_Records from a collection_
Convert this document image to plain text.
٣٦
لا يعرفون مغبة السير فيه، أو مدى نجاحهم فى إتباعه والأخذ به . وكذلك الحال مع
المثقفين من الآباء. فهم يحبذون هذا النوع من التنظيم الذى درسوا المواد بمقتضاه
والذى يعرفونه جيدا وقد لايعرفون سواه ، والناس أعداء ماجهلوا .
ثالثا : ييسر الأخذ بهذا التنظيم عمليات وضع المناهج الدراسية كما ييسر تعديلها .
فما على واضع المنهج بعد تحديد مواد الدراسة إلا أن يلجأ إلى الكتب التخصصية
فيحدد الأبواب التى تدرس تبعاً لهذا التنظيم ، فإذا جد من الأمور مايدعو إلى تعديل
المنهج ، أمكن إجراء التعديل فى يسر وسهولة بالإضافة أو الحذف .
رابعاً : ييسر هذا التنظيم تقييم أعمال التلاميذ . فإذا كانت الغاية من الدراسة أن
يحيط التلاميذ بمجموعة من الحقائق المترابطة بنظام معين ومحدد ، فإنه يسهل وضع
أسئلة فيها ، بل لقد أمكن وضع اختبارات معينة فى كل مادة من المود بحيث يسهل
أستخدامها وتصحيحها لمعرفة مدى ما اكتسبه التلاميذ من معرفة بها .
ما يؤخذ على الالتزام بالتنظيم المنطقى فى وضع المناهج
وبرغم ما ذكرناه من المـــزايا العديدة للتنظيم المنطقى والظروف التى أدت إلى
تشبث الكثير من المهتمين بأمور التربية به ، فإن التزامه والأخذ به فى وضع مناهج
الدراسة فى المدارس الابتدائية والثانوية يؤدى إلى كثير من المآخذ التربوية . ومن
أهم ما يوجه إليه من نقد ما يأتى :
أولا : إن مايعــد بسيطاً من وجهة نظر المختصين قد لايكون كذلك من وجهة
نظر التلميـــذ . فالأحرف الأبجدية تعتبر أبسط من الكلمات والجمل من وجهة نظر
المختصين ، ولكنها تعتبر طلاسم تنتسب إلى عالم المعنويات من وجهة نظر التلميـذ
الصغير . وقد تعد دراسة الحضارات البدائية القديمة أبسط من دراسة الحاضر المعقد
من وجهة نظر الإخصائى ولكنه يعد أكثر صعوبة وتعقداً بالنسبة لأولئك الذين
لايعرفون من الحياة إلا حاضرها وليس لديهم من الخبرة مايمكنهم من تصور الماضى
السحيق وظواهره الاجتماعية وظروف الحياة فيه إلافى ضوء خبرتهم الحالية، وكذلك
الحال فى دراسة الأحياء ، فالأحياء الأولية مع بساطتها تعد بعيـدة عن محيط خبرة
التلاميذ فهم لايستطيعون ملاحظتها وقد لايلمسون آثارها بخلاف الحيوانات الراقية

_Problem_
Find the lines with the string "أبسط" and reproduce them.

_Response to this exercise_
نظر التلميـــذ . فالأحرف الأبجدية تعتبر أبسط من الكلمات والجمل من وجهة نظر
الصغير . وقد تعد دراسة الحضارات البدائية القديمة أبسط من دراسة الحاضر المعقد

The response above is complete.